Exercise objective: Select all lines with the string "that" in them, and copy those lines.

Stored items:
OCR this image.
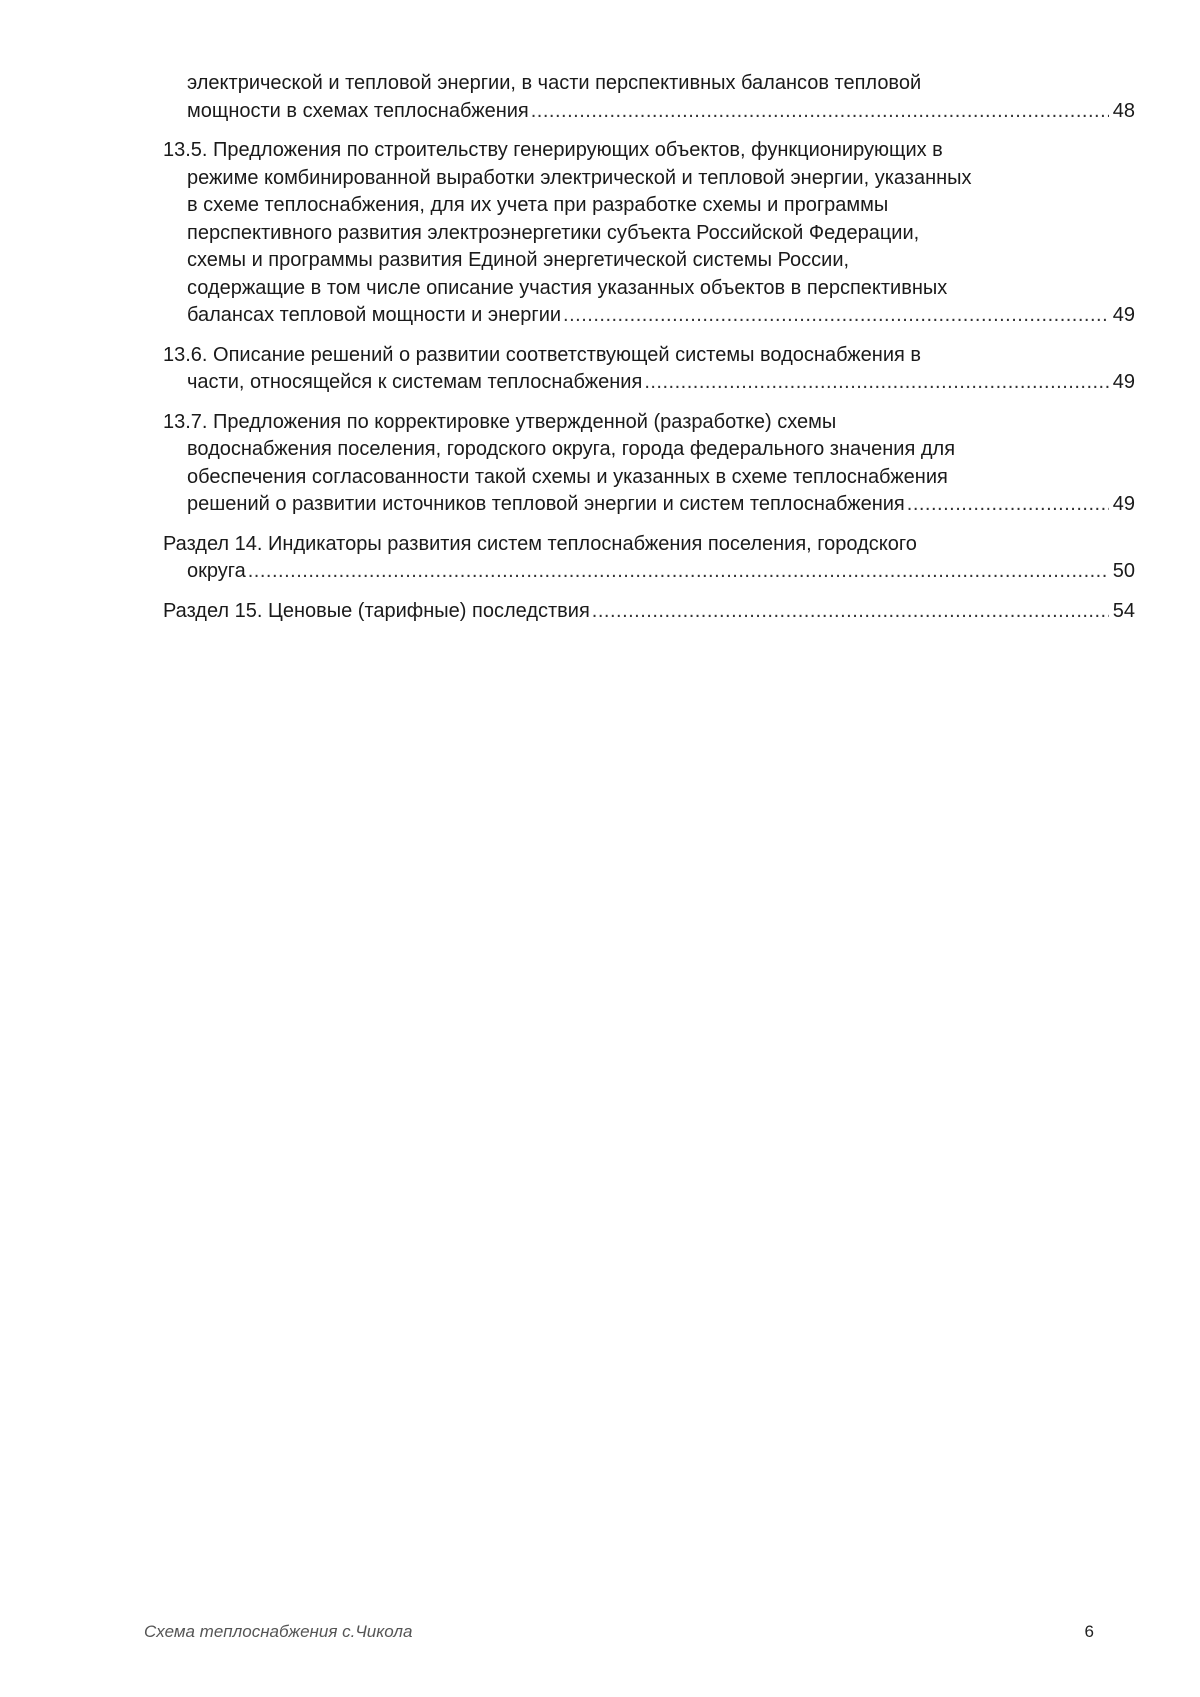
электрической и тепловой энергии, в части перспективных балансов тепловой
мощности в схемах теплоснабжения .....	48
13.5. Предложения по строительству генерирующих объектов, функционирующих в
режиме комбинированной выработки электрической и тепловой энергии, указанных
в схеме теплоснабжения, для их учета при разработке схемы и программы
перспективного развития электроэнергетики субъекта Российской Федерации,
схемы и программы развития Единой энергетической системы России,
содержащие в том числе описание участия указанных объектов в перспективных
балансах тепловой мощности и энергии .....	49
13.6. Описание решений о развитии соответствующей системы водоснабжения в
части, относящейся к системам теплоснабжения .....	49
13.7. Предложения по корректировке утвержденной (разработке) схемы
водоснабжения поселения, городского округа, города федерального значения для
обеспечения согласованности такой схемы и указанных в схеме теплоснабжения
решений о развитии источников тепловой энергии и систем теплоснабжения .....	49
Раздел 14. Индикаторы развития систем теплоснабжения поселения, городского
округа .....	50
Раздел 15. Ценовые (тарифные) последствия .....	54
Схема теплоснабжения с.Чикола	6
--
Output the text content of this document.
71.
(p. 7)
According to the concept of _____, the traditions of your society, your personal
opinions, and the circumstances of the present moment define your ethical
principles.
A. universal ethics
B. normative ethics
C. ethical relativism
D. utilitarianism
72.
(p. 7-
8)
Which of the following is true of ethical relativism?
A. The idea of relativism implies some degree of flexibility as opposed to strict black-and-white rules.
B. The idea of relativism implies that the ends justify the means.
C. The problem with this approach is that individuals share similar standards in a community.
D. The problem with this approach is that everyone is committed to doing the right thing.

Response to the exercise:
B. The idea of relativism implies that the ends justify the means.
C. The problem with this approach is that individuals share similar standards in a community.
D. The problem with this approach is that everyone is committed to doing the right thing.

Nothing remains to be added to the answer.